| EXERCISE |
Copy each line from the data that has the word "mean" in it.

| RECORDS TO PROCESS |
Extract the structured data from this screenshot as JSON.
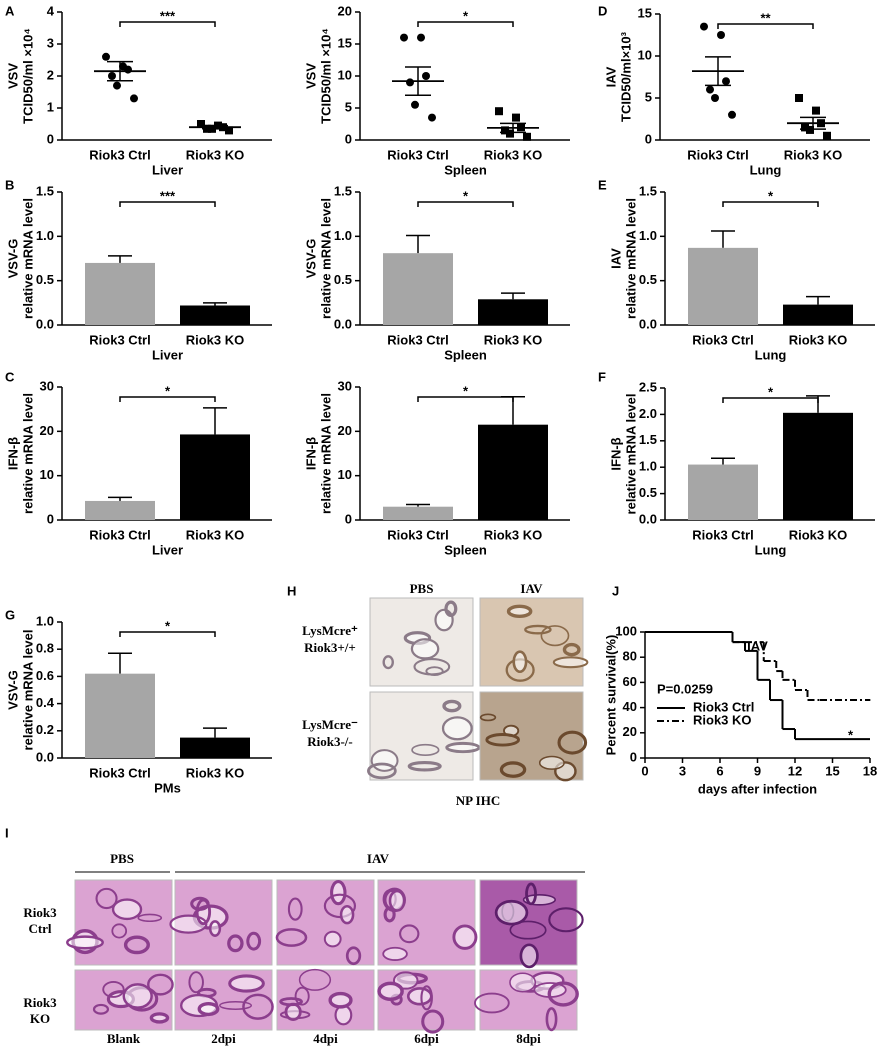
{
  "chart_data": [
    {
      "type": "dotplot",
      "panel": "A",
      "ylabel": [
        "VSV",
        "TCID50/ml ×10⁴"
      ],
      "xlabel": "Liver",
      "categories": [
        "Riok3 Ctrl",
        "Riok3 KO"
      ],
      "ylim": [
        0,
        4
      ],
      "yticks": [
        0,
        1,
        2,
        3,
        4
      ],
      "significance": "***",
      "groups": [
        {
          "marker": "circle",
          "values": [
            2.6,
            2.3,
            2.2,
            2.0,
            1.7,
            1.3
          ],
          "mean": 2.15,
          "sem": 0.3
        },
        {
          "marker": "square",
          "values": [
            0.5,
            0.45,
            0.4,
            0.35,
            0.35,
            0.3
          ],
          "mean": 0.4,
          "sem": 0.05
        }
      ]
    },
    {
      "type": "dotplot",
      "ylabel": [
        "VSV",
        "TCID50/ml ×10⁴"
      ],
      "xlabel": "Spleen",
      "categories": [
        "Riok3 Ctrl",
        "Riok3 KO"
      ],
      "ylim": [
        0,
        20
      ],
      "yticks": [
        0,
        5,
        10,
        15,
        20
      ],
      "significance": "*",
      "groups": [
        {
          "marker": "circle",
          "values": [
            16,
            16,
            10,
            9,
            5.5,
            3.5
          ],
          "mean": 9.2,
          "sem": 2.2
        },
        {
          "marker": "square",
          "values": [
            4.5,
            3.5,
            2,
            1.5,
            1,
            0.5
          ],
          "mean": 1.9,
          "sem": 0.7
        }
      ]
    },
    {
      "type": "dotplot",
      "panel": "D",
      "ylabel": [
        "IAV",
        "TCID50/ml×10³"
      ],
      "xlabel": "Lung",
      "categories": [
        "Riok3 Ctrl",
        "Riok3 KO"
      ],
      "ylim": [
        0,
        15
      ],
      "yticks": [
        0,
        5,
        10,
        15
      ],
      "significance": "**",
      "groups": [
        {
          "marker": "circle",
          "values": [
            13.5,
            12.5,
            7,
            6,
            5,
            3
          ],
          "mean": 8.2,
          "sem": 1.7
        },
        {
          "marker": "square",
          "values": [
            5,
            3.5,
            2,
            1.5,
            1.2,
            0.5
          ],
          "mean": 2,
          "sem": 0.7
        }
      ]
    },
    {
      "type": "bar",
      "panel": "B",
      "ylabel": [
        "VSV-G",
        "relative mRNA level"
      ],
      "xlabel": "Liver",
      "categories": [
        "Riok3 Ctrl",
        "Riok3 KO"
      ],
      "ylim": [
        0,
        1.5
      ],
      "yticks": [
        {
          "value": 0,
          "label": "0.0"
        },
        0.5,
        {
          "value": 1,
          "label": "1.0"
        },
        1.5
      ],
      "significance": "***",
      "values": [
        0.7,
        0.22
      ],
      "errors": [
        0.08,
        0.03
      ],
      "colors": [
        "#a6a6a6",
        "#000000"
      ]
    },
    {
      "type": "bar",
      "ylabel": [
        "VSV-G",
        "relative mRNA level"
      ],
      "xlabel": "Spleen",
      "categories": [
        "Riok3 Ctrl",
        "Riok3 KO"
      ],
      "ylim": [
        0,
        1.5
      ],
      "yticks": [
        {
          "value": 0,
          "label": "0.0"
        },
        0.5,
        {
          "value": 1,
          "label": "1.0"
        },
        1.5
      ],
      "significance": "*",
      "values": [
        0.81,
        0.29
      ],
      "errors": [
        0.2,
        0.07
      ],
      "colors": [
        "#a6a6a6",
        "#000000"
      ]
    },
    {
      "type": "bar",
      "panel": "E",
      "ylabel": [
        "IAV",
        "relative mRNA level"
      ],
      "xlabel": "Lung",
      "categories": [
        "Riok3 Ctrl",
        "Riok3 KO"
      ],
      "ylim": [
        0,
        1.5
      ],
      "yticks": [
        {
          "value": 0,
          "label": "0.0"
        },
        0.5,
        {
          "value": 1,
          "label": "1.0"
        },
        1.5
      ],
      "significance": "*",
      "values": [
        0.87,
        0.23
      ],
      "errors": [
        0.19,
        0.09
      ],
      "colors": [
        "#a6a6a6",
        "#000000"
      ]
    },
    {
      "type": "bar",
      "panel": "C",
      "ylabel": [
        "IFN-β",
        "relative mRNA level"
      ],
      "xlabel": "Liver",
      "categories": [
        "Riok3 Ctrl",
        "Riok3 KO"
      ],
      "ylim": [
        0,
        30
      ],
      "yticks": [
        0,
        10,
        20,
        30
      ],
      "significance": "*",
      "values": [
        4.3,
        19.3
      ],
      "errors": [
        0.8,
        6
      ],
      "colors": [
        "#a6a6a6",
        "#000000"
      ]
    },
    {
      "type": "bar",
      "ylabel": [
        "IFN-β",
        "relative mRNA level"
      ],
      "xlabel": "Spleen",
      "categories": [
        "Riok3 Ctrl",
        "Riok3 KO"
      ],
      "ylim": [
        0,
        30
      ],
      "yticks": [
        0,
        10,
        20,
        30
      ],
      "significance": "*",
      "values": [
        3,
        21.5
      ],
      "errors": [
        0.5,
        6.3
      ],
      "colors": [
        "#a6a6a6",
        "#000000"
      ]
    },
    {
      "type": "bar",
      "panel": "F",
      "ylabel": [
        "IFN-β",
        "relative mRNA level"
      ],
      "xlabel": "Lung",
      "categories": [
        "Riok3 Ctrl",
        "Riok3 KO"
      ],
      "ylim": [
        0,
        2.5
      ],
      "yticks": [
        {
          "value": 0,
          "label": "0.0"
        },
        0.5,
        {
          "value": 1,
          "label": "1.0"
        },
        1.5,
        {
          "value": 2,
          "label": "2.0"
        },
        2.5
      ],
      "significance": "*",
      "values": [
        1.05,
        2.03
      ],
      "errors": [
        0.12,
        0.32
      ],
      "colors": [
        "#a6a6a6",
        "#000000"
      ]
    },
    {
      "type": "bar",
      "panel": "G",
      "ylabel": [
        "VSV-G",
        "relative mRNA level"
      ],
      "xlabel": "PMs",
      "categories": [
        "Riok3 Ctrl",
        "Riok3 KO"
      ],
      "ylim": [
        0,
        1
      ],
      "yticks": [
        {
          "value": 0,
          "label": "0.0"
        },
        0.2,
        0.4,
        0.6,
        0.8,
        {
          "value": 1,
          "label": "1.0"
        }
      ],
      "significance": "*",
      "values": [
        0.62,
        0.15
      ],
      "errors": [
        0.15,
        0.07
      ],
      "colors": [
        "#a6a6a6",
        "#000000"
      ]
    },
    {
      "type": "line",
      "panel": "J",
      "title": "IAV",
      "ylabel": [
        "Percent survival(%)"
      ],
      "xlabel": "days after infection",
      "xlim": [
        0,
        18
      ],
      "xticks": [
        0,
        3,
        6,
        9,
        12,
        15,
        18
      ],
      "ylim": [
        0,
        100
      ],
      "yticks": [
        0,
        20,
        40,
        60,
        80,
        100
      ],
      "legend": "lower left",
      "annotations": [
        "P=0.0259",
        "*"
      ],
      "series": [
        {
          "name": "Riok3 Ctrl",
          "dash": "none",
          "x": [
            0,
            7,
            8,
            9,
            10,
            11,
            12,
            18
          ],
          "values": [
            100,
            92,
            85,
            62,
            46,
            23,
            15,
            15
          ]
        },
        {
          "name": "Riok3 KO",
          "dash": "7,3,2,3",
          "x": [
            0,
            7,
            8,
            9.5,
            10.5,
            11,
            12,
            13,
            14,
            18
          ],
          "values": [
            100,
            92,
            92,
            77,
            69,
            62,
            54,
            46,
            46,
            46
          ]
        }
      ]
    },
    {
      "type": "image-grid",
      "panel": "H",
      "columns": [
        "PBS",
        "IAV"
      ],
      "rows": [
        [
          "LysMcre⁺",
          "Riok3+/+"
        ],
        [
          "LysMcre⁻",
          "Riok3-/-"
        ]
      ],
      "footer": "NP IHC"
    },
    {
      "type": "image-grid",
      "panel": "I",
      "groups": [
        "PBS",
        "IAV"
      ],
      "rows": [
        [
          "Riok3",
          "Ctrl"
        ],
        [
          "Riok3",
          "KO"
        ]
      ],
      "columns": [
        "Blank",
        "2dpi",
        "4dpi",
        "6dpi",
        "8dpi"
      ]
    }
  ]
}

| RESPONSE AREA |
          "mean": 2.15,
          "mean": 0.4,
          "mean": 9.2,
          "mean": 1.9,
          "mean": 8.2,
          "mean": 2,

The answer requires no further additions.